#### The input ####

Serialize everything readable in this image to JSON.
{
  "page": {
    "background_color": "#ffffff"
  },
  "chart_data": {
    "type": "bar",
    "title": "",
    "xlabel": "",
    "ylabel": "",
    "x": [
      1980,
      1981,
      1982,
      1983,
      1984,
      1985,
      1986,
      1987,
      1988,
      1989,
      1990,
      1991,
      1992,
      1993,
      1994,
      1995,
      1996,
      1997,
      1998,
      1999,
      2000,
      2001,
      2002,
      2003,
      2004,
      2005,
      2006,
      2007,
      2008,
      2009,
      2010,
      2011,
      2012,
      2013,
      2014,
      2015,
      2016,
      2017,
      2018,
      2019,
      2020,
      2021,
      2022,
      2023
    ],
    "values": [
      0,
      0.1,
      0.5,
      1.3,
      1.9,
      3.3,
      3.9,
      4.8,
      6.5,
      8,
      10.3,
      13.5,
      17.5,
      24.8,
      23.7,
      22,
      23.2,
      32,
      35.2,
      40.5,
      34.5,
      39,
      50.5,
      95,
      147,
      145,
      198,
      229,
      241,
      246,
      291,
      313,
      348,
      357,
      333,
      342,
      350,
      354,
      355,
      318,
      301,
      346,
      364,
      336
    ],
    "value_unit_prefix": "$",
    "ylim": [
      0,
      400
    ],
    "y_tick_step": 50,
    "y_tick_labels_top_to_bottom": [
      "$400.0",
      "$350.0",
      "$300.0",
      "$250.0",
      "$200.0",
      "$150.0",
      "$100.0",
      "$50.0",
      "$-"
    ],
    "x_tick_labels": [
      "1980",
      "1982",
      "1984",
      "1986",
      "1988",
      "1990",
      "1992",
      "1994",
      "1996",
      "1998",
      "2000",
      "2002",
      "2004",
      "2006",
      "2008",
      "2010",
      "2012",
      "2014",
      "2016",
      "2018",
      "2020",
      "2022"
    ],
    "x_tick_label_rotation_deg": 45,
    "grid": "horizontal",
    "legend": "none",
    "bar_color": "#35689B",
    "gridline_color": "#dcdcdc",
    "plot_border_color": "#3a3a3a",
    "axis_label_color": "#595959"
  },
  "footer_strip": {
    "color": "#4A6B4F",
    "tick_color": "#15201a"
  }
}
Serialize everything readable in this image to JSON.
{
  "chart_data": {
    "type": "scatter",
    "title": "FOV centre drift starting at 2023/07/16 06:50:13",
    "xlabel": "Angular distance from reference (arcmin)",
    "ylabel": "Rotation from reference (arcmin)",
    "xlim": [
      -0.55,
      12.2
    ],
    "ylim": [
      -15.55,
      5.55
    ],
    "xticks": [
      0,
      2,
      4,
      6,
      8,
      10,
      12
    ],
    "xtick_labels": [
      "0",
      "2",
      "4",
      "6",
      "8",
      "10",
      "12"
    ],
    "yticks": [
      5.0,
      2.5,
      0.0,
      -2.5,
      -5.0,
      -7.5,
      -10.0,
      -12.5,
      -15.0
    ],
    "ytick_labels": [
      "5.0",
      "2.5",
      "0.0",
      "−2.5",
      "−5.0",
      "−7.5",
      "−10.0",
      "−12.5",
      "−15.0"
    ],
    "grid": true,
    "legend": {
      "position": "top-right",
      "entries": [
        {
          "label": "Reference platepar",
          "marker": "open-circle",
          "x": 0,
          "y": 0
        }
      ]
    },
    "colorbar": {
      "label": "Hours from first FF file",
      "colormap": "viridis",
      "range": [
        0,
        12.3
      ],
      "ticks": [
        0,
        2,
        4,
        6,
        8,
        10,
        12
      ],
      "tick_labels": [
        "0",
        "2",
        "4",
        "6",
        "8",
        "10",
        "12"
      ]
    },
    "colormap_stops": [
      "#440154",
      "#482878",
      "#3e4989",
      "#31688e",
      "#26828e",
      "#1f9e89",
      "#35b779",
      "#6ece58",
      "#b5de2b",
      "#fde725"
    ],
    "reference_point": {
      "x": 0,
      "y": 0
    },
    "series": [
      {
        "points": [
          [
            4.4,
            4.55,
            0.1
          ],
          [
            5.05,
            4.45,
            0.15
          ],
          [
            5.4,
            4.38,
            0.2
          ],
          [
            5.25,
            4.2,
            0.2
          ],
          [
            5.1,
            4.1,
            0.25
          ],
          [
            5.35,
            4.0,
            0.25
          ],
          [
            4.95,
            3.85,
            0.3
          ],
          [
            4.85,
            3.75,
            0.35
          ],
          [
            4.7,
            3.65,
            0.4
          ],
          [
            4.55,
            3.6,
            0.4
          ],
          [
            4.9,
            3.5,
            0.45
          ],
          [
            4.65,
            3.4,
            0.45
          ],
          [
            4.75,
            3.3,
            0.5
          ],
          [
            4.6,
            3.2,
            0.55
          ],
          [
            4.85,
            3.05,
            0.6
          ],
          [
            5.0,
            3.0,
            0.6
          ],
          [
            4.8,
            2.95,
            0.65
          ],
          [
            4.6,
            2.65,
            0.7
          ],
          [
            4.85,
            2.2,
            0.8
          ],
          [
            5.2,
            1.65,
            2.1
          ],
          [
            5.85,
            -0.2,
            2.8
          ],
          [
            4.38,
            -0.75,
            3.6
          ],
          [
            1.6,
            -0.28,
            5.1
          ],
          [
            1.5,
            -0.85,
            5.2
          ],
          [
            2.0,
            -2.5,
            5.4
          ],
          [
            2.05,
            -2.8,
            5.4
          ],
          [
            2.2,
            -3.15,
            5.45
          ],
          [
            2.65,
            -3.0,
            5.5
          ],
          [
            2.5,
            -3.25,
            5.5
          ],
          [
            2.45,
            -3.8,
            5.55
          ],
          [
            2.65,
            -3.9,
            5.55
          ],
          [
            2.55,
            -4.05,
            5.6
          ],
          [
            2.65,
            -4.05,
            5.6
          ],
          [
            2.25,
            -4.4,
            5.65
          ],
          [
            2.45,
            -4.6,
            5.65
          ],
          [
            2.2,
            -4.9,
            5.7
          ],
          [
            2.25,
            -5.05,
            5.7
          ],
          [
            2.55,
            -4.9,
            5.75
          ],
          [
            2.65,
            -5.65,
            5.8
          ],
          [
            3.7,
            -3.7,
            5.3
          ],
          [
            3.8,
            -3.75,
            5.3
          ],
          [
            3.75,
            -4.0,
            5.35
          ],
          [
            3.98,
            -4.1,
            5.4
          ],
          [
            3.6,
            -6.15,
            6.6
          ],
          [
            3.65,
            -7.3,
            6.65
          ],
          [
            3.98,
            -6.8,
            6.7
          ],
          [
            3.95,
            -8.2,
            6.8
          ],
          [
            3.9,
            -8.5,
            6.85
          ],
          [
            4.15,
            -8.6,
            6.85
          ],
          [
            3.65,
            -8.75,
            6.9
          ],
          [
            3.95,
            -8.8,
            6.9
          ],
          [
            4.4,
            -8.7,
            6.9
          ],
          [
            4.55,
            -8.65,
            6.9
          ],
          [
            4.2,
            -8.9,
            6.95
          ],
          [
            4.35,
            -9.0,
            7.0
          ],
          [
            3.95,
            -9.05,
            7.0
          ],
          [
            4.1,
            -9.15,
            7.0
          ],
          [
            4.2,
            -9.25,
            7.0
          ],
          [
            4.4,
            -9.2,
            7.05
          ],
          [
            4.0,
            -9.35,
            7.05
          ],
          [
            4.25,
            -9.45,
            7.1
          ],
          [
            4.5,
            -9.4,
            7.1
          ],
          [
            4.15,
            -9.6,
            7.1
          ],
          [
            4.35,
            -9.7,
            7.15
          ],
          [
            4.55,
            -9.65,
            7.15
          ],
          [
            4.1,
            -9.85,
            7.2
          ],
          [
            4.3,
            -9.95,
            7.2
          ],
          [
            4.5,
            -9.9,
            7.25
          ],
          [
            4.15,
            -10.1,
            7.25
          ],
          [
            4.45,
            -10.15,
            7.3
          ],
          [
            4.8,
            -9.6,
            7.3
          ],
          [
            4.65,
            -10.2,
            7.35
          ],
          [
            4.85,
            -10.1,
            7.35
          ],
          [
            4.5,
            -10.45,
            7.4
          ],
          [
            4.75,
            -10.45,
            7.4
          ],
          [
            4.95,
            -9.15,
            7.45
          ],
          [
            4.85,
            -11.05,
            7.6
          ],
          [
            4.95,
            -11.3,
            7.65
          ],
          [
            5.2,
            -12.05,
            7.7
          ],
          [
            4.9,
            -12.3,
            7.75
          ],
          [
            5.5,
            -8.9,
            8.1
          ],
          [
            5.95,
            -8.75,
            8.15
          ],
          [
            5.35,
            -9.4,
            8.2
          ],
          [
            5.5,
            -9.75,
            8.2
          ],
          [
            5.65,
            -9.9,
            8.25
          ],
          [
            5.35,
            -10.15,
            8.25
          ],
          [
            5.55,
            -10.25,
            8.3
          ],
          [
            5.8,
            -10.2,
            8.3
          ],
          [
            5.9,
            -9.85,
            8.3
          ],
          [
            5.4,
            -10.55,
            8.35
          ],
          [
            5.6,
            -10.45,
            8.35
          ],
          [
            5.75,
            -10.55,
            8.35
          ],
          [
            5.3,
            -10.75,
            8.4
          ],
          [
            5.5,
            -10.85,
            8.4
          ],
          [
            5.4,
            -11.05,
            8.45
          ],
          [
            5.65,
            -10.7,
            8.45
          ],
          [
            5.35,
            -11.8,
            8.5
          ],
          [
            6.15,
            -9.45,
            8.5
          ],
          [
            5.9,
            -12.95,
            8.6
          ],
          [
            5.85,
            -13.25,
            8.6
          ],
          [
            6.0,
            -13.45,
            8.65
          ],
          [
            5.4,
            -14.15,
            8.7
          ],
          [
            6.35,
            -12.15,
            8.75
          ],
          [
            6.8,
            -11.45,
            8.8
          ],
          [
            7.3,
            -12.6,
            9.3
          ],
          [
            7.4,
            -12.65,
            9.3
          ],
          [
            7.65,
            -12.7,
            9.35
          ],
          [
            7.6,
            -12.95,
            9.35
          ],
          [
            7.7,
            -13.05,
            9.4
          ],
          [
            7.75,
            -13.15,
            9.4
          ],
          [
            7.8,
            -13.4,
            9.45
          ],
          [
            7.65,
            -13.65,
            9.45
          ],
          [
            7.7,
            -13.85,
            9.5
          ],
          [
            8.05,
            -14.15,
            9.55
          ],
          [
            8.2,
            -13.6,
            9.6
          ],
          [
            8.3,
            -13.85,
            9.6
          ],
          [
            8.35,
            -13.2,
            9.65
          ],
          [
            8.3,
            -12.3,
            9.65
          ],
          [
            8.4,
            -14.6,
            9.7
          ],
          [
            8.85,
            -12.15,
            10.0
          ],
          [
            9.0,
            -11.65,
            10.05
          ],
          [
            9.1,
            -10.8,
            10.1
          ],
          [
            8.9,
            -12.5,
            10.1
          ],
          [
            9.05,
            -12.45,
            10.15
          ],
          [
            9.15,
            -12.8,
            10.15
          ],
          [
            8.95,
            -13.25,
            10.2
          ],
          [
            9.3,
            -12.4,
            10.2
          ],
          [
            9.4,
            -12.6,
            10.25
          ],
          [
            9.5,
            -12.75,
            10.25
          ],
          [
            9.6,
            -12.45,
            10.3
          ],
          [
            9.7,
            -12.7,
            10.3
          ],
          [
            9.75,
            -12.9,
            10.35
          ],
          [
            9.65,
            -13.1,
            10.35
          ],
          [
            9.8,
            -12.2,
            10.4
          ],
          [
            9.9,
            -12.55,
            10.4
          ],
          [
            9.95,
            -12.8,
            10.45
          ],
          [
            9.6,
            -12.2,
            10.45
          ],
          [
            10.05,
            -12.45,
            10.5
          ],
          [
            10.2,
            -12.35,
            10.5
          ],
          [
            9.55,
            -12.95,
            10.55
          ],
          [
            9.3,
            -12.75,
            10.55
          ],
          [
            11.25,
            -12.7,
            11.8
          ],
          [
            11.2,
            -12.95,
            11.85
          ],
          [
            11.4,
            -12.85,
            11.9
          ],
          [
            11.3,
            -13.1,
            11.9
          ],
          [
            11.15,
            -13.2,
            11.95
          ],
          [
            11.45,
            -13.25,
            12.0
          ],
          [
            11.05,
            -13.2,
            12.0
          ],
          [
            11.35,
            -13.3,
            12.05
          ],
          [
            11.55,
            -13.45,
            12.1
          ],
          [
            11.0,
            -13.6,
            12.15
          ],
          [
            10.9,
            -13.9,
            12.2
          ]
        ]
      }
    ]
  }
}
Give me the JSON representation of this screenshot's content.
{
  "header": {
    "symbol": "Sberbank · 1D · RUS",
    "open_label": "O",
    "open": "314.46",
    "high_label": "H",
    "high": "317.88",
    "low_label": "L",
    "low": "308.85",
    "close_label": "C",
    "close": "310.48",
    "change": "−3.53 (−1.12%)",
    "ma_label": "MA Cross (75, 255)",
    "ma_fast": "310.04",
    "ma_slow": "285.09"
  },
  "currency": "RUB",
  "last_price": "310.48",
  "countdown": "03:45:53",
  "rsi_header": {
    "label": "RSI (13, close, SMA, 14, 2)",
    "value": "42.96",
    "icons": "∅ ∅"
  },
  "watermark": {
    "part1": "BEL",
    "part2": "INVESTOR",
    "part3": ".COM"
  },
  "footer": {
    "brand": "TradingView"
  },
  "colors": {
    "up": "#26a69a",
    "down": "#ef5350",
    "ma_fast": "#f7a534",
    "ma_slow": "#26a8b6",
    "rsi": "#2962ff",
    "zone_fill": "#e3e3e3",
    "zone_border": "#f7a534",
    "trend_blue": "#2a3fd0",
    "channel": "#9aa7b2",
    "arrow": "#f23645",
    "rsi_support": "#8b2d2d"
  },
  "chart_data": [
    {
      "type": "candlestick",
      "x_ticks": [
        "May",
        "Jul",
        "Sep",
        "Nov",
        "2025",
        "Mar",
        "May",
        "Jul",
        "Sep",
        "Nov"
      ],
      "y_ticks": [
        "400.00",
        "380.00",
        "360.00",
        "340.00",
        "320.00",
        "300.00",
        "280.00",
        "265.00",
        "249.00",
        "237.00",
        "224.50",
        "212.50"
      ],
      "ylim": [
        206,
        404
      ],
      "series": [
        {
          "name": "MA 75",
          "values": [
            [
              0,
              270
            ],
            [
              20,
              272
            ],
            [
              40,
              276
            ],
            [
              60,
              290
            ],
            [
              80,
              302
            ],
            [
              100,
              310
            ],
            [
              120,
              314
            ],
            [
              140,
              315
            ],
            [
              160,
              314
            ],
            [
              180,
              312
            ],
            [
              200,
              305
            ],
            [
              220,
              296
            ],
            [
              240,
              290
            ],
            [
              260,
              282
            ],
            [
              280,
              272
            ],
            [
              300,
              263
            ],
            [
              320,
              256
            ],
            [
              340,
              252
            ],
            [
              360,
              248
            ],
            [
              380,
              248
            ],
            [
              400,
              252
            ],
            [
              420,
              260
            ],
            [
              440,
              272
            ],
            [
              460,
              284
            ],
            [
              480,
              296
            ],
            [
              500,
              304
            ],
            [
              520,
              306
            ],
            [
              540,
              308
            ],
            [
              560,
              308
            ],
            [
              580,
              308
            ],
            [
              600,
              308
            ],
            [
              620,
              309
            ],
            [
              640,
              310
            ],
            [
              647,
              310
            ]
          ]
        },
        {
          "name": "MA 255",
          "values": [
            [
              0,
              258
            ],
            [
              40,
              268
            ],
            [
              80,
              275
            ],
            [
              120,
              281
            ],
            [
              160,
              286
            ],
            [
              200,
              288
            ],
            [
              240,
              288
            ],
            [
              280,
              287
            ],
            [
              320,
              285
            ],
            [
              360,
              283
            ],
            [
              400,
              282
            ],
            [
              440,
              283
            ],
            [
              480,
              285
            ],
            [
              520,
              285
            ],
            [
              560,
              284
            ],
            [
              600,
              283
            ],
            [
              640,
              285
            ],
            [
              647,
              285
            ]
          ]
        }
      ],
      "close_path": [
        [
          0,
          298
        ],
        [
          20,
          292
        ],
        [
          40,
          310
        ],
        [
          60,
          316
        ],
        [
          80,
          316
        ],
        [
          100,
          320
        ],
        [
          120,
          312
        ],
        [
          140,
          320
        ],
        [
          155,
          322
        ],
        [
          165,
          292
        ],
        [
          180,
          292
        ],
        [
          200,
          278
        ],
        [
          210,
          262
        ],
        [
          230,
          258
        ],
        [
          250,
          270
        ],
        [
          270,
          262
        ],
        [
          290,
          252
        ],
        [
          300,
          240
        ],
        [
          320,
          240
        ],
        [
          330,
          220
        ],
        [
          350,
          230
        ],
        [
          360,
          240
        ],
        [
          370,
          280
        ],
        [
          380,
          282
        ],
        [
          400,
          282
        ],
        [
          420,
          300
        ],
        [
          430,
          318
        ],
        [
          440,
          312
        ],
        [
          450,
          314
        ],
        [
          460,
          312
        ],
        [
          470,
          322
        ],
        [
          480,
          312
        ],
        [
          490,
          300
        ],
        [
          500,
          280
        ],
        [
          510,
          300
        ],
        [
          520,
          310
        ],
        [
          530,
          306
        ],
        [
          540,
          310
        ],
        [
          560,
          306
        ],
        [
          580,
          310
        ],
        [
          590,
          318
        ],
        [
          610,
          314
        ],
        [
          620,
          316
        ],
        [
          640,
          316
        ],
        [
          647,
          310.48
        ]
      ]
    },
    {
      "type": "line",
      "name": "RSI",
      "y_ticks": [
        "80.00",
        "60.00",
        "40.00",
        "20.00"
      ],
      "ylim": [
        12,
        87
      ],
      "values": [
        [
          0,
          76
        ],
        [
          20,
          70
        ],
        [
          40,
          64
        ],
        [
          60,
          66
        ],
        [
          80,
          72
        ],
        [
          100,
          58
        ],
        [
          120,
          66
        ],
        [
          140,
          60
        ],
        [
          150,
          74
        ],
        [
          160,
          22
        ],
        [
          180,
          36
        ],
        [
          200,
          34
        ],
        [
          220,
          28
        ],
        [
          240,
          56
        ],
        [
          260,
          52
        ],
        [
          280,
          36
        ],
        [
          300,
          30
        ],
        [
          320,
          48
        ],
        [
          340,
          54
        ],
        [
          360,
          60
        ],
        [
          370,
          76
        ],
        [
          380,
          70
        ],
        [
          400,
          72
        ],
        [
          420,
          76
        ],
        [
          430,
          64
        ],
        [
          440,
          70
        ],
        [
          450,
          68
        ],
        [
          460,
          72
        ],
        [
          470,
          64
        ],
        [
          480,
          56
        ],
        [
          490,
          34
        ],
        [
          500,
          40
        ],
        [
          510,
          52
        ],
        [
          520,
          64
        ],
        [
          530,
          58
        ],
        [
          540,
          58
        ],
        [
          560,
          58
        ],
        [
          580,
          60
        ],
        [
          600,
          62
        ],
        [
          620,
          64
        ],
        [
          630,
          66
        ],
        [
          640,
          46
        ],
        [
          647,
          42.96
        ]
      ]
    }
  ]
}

####

What you have to do -> Extract all lines of the records above that include "ylabel".

Result for this exercise ->
    "ylabel": "",
    "ylabel": "Rotation from reference (arcmin)",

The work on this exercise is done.